Extracted records:
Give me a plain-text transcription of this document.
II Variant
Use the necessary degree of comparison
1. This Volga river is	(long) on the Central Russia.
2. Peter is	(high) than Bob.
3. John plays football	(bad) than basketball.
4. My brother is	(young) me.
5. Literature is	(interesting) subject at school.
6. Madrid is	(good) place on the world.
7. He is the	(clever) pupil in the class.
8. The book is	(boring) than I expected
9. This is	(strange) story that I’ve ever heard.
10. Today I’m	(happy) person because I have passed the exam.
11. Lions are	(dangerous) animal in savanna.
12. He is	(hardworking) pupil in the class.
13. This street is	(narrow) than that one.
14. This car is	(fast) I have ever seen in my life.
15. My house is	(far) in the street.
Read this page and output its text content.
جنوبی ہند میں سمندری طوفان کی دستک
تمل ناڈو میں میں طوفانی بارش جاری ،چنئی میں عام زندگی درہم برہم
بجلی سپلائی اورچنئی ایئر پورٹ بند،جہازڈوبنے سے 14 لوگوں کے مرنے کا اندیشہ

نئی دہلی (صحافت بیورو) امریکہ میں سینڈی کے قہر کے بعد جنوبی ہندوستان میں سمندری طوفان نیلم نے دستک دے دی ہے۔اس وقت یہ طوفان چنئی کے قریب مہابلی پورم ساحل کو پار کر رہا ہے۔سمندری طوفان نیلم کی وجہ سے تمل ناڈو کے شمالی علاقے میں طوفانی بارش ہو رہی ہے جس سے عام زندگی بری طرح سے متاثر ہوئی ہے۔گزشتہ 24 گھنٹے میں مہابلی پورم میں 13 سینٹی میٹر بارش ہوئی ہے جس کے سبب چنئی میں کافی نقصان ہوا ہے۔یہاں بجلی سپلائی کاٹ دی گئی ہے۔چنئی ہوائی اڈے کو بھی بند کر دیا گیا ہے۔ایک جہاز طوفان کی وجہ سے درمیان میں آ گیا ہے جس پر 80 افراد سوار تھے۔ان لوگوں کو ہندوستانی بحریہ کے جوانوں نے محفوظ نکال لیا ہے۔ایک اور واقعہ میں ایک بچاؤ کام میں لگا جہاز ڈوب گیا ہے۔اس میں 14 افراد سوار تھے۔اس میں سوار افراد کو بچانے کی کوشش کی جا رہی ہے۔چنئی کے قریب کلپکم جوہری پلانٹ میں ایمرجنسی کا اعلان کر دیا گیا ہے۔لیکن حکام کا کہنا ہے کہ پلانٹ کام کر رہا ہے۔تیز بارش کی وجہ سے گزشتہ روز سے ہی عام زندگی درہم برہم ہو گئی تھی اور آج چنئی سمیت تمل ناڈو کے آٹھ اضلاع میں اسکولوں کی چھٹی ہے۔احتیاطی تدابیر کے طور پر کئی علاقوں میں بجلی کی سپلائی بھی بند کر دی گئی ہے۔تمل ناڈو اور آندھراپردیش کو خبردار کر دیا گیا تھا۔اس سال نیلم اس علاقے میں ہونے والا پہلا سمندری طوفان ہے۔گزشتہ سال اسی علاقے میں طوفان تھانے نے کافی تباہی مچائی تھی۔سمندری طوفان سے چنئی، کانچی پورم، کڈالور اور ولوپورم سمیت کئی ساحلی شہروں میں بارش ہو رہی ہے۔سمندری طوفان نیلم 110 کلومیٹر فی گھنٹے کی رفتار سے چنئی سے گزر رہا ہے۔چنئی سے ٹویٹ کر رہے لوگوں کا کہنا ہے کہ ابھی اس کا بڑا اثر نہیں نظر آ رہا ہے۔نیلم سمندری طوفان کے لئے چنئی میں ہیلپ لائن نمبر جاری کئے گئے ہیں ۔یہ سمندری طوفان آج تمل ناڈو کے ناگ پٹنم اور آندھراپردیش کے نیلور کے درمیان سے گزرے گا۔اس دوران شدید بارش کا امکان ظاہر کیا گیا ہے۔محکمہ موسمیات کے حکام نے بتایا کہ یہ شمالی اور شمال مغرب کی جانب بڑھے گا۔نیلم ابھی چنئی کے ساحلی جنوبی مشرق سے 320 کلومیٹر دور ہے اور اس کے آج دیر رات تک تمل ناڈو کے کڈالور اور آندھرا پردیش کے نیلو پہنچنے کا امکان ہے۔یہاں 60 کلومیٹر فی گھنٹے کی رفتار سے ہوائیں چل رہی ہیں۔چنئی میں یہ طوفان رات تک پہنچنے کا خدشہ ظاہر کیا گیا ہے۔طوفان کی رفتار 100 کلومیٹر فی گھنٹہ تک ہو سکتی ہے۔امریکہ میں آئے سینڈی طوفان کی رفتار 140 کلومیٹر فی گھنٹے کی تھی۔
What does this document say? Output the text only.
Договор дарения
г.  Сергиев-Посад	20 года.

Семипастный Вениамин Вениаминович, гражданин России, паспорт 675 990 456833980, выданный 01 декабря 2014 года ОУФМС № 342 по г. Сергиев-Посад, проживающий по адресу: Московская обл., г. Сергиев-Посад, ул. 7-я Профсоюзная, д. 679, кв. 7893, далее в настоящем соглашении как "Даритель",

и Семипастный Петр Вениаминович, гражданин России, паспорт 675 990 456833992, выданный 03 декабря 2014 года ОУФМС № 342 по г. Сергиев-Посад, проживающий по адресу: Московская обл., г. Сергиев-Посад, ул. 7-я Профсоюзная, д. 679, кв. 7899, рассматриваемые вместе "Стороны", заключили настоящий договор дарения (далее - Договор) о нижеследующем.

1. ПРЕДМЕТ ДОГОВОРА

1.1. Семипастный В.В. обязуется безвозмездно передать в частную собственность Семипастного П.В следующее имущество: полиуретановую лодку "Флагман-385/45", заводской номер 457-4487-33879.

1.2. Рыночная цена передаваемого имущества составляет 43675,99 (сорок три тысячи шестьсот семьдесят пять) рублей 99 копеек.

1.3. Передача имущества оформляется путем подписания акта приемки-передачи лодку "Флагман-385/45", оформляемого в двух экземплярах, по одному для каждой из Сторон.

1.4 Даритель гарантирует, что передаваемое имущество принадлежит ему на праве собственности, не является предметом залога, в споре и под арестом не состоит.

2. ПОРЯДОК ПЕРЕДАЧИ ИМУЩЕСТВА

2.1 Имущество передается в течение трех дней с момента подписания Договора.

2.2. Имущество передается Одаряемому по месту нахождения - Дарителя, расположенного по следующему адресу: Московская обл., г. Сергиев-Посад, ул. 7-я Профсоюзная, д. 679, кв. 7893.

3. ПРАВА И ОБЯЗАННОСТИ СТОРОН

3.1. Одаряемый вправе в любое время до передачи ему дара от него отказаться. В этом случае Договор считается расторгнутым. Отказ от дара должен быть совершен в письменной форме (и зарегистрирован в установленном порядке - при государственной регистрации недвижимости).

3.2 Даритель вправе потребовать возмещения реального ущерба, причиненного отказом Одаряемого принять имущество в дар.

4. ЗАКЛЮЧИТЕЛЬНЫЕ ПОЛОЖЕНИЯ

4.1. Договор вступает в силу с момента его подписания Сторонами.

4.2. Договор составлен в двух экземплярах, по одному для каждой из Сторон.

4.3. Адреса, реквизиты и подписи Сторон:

Work instructions: Transcribe every entry word for word.

Expected answer:
Give me a plain-text transcription of this document.
II Variant
Use the necessary degree of comparison
1. This Volga river is	(long) on the Central Russia.
2. Peter is	(high) than Bob.
3. John plays football	(bad) than basketball.
4. My brother is	(young) me.
5. Literature is	(interesting) subject at school.
6. Madrid is	(good) place on the world.
7. He is the	(clever) pupil in the class.
8. The book is	(boring) than I expected
9. This is	(strange) story that I’ve ever heard.
10. Today I’m	(happy) person because I have passed the exam.
11. Lions are	(dangerous) animal in savanna.
12. He is	(hardworking) pupil in the class.
13. This street is	(narrow) than that one.
14. This car is	(fast) I have ever seen in my life.
15. My house is	(far) in the street.
Read this page and output its text content.
جنوبی ہند میں سمندری طوفان کی دستک
تمل ناڈو میں میں طوفانی بارش جاری ،چنئی میں عام زندگی درہم برہم
بجلی سپلائی اورچنئی ایئر پورٹ بند،جہازڈوبنے سے 14 لوگوں کے مرنے کا اندیشہ

نئی دہلی (صحافت بیورو) امریکہ میں سینڈی کے قہر کے بعد جنوبی ہندوستان میں سمندری طوفان نیلم نے دستک دے دی ہے۔اس وقت یہ طوفان چنئی کے قریب مہابلی پورم ساحل کو پار کر رہا ہے۔سمندری طوفان نیلم کی وجہ سے تمل ناڈو کے شمالی علاقے میں طوفانی بارش ہو رہی ہے جس سے عام زندگی بری طرح سے متاثر ہوئی ہے۔گزشتہ 24 گھنٹے میں مہابلی پورم میں 13 سینٹی میٹر بارش ہوئی ہے جس کے سبب چنئی میں کافی نقصان ہوا ہے۔یہاں بجلی سپلائی کاٹ دی گئی ہے۔چنئی ہوائی اڈے کو بھی بند کر دیا گیا ہے۔ایک جہاز طوفان کی وجہ سے درمیان میں آ گیا ہے جس پر 80 افراد سوار تھے۔ان لوگوں کو ہندوستانی بحریہ کے جوانوں نے محفوظ نکال لیا ہے۔ایک اور واقعہ میں ایک بچاؤ کام میں لگا جہاز ڈوب گیا ہے۔اس میں 14 افراد سوار تھے۔اس میں سوار افراد کو بچانے کی کوشش کی جا رہی ہے۔چنئی کے قریب کلپکم جوہری پلانٹ میں ایمرجنسی کا اعلان کر دیا گیا ہے۔لیکن حکام کا کہنا ہے کہ پلانٹ کام کر رہا ہے۔تیز بارش کی وجہ سے گزشتہ روز سے ہی عام زندگی درہم برہم ہو گئی تھی اور آج چنئی سمیت تمل ناڈو کے آٹھ اضلاع میں اسکولوں کی چھٹی ہے۔احتیاطی تدابیر کے طور پر کئی علاقوں میں بجلی کی سپلائی بھی بند کر دی گئی ہے۔تمل ناڈو اور آندھراپردیش کو خبردار کر دیا گیا تھا۔اس سال نیلم اس علاقے میں ہونے والا پہلا سمندری طوفان ہے۔گزشتہ سال اسی علاقے میں طوفان تھانے نے کافی تباہی مچائی تھی۔سمندری طوفان سے چنئی، کانچی پورم، کڈالور اور ولوپورم سمیت کئی ساحلی شہروں میں بارش ہو رہی ہے۔سمندری طوفان نیلم 110 کلومیٹر فی گھنٹے کی رفتار سے چنئی سے گزر رہا ہے۔چنئی سے ٹویٹ کر رہے لوگوں کا کہنا ہے کہ ابھی اس کا بڑا اثر نہیں نظر آ رہا ہے۔نیلم سمندری طوفان کے لئے چنئی میں ہیلپ لائن نمبر جاری کئے گئے ہیں ۔یہ سمندری طوفان آج تمل ناڈو کے ناگ پٹنم اور آندھراپردیش کے نیلور کے درمیان سے گزرے گا۔اس دوران شدید بارش کا امکان ظاہر کیا گیا ہے۔محکمہ موسمیات کے حکام نے بتایا کہ یہ شمالی اور شمال مغرب کی جانب بڑھے گا۔نیلم ابھی چنئی کے ساحلی جنوبی مشرق سے 320 کلومیٹر دور ہے اور اس کے آج دیر رات تک تمل ناڈو کے کڈالور اور آندھرا پردیش کے نیلو پہنچنے کا امکان ہے۔یہاں 60 کلومیٹر فی گھنٹے کی رفتار سے ہوائیں چل رہی ہیں۔چنئی میں یہ طوفان رات تک پہنچنے کا خدشہ ظاہر کیا گیا ہے۔طوفان کی رفتار 100 کلومیٹر فی گھنٹہ تک ہو سکتی ہے۔امریکہ میں آئے سینڈی طوفان کی رفتار 140 کلومیٹر فی گھنٹے کی تھی۔
What does this document say? Output the text only.
Договор дарения
г.  Сергиев-Посад	20 года.

Семипастный Вениамин Вениаминович, гражданин России, паспорт 675 990 456833980, выданный 01 декабря 2014 года ОУФМС № 342 по г. Сергиев-Посад, проживающий по адресу: Московская обл., г. Сергиев-Посад, ул. 7-я Профсоюзная, д. 679, кв. 7893, далее в настоящем соглашении как "Даритель",

и Семипастный Петр Вениаминович, гражданин России, паспорт 675 990 456833992, выданный 03 декабря 2014 года ОУФМС № 342 по г. Сергиев-Посад, проживающий по адресу: Московская обл., г. Сергиев-Посад, ул. 7-я Профсоюзная, д. 679, кв. 7899, рассматриваемые вместе "Стороны", заключили настоящий договор дарения (далее - Договор) о нижеследующем.

1. ПРЕДМЕТ ДОГОВОРА

1.1. Семипастный В.В. обязуется безвозмездно передать в частную собственность Семипастного П.В следующее имущество: полиуретановую лодку "Флагман-385/45", заводской номер 457-4487-33879.

1.2. Рыночная цена передаваемого имущества составляет 43675,99 (сорок три тысячи шестьсот семьдесят пять) рублей 99 копеек.

1.3. Передача имущества оформляется путем подписания акта приемки-передачи лодку "Флагман-385/45", оформляемого в двух экземплярах, по одному для каждой из Сторон.

1.4 Даритель гарантирует, что передаваемое имущество принадлежит ему на праве собственности, не является предметом залога, в споре и под арестом не состоит.

2. ПОРЯДОК ПЕРЕДАЧИ ИМУЩЕСТВА

2.1 Имущество передается в течение трех дней с момента подписания Договора.

2.2. Имущество передается Одаряемому по месту нахождения - Дарителя, расположенного по следующему адресу: Московская обл., г. Сергиев-Посад, ул. 7-я Профсоюзная, д. 679, кв. 7893.

3. ПРАВА И ОБЯЗАННОСТИ СТОРОН

3.1. Одаряемый вправе в любое время до передачи ему дара от него отказаться. В этом случае Договор считается расторгнутым. Отказ от дара должен быть совершен в письменной форме (и зарегистрирован в установленном порядке - при государственной регистрации недвижимости).

3.2 Даритель вправе потребовать возмещения реального ущерба, причиненного отказом Одаряемого принять имущество в дар.

4. ЗАКЛЮЧИТЕЛЬНЫЕ ПОЛОЖЕНИЯ

4.1. Договор вступает в силу с момента его подписания Сторонами.

4.2. Договор составлен в двух экземплярах, по одному для каждой из Сторон.

4.3. Адреса, реквизиты и подписи Сторон:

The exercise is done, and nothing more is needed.